- **Questions on the material**:
a) List every constructor of the Expr data type defined in the Haskell thread.
b) In the Haskell thread, what does the _ in a pattern do?

═════ Supplied passage ═════

Reputation: 49
I'm very new to haskell, and functional programming in general, I'm switching back and fourth between two different books on haskell, but I can't seem to find an answer to my question. Say I have a custom datatype like the one below
data Expr
= Let String Expr Expr
| Binary BinOp Expr Expr
| Unary UnOp Expr
| Literal Literal
| Var String
and I have an instance of this data type that is in the form of the first constructor Let String Expr Expr
, is it possible to access a specific piece of that Expr
? For example if I wanted to access the String
within that specific instance.
Upvotes: 1
Views: 888
Reputation: 16087
Pattern matching is your answer.
Something like this should do the trick:
myfunction :: Expr -> SomeReturnType
myfunction (Let str _ _) = doSomethingWith str -- "str" here is your string
You'll want to handle the other cases as well though, so you don't cause a runtime error:
myfunction :: Expr -> SomeReturnType
myfunction (Let str _ _) = doSomethingElse str
myfunction (Binary _ _ _) = somethingEvenDifferent
myfunction (Unary _ _) = etc
--- etc...
the _
just says to ignore the value at that position in the constructor.
Also, as @Bergi mentioned, there are many other places you can use pattern matching, like let
or case
statements, just always be sure to handle all the cases that your value could potentially be at that point in your program.

═════ Records provided ═════

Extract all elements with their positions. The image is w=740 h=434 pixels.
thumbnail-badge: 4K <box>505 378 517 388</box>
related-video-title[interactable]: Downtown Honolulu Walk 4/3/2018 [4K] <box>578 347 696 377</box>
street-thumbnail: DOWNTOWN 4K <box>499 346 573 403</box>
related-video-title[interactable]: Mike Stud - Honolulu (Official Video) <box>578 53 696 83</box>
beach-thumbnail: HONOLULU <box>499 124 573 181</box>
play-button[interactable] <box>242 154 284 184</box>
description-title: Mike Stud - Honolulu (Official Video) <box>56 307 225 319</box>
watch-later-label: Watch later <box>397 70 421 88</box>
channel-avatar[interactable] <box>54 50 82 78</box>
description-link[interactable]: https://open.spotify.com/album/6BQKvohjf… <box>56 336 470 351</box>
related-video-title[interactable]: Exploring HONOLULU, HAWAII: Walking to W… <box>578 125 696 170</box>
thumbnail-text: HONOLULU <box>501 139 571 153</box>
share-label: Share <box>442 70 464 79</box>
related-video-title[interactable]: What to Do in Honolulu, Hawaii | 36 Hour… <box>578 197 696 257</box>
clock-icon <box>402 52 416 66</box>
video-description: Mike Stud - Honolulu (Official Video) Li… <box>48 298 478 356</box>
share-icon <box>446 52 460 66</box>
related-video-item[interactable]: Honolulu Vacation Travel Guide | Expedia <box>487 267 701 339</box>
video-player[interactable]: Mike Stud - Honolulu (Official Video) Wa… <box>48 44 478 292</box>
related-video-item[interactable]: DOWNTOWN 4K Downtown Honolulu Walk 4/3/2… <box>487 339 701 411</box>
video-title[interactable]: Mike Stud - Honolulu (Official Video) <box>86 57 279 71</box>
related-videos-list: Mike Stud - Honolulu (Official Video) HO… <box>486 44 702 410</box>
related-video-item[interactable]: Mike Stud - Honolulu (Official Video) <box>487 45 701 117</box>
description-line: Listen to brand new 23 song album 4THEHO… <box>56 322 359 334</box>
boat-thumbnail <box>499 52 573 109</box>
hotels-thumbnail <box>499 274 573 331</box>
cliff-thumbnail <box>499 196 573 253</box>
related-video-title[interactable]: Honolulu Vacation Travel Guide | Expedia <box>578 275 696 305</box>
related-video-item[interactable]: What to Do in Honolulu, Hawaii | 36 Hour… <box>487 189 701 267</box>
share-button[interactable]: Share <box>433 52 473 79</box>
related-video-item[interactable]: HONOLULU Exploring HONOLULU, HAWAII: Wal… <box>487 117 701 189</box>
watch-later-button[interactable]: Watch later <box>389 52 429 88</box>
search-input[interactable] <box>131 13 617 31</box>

═════

- **Responses by item number**:
a) Let, Binary, Unary, Literal, Var

b) It ignores the value at that position in the constructor.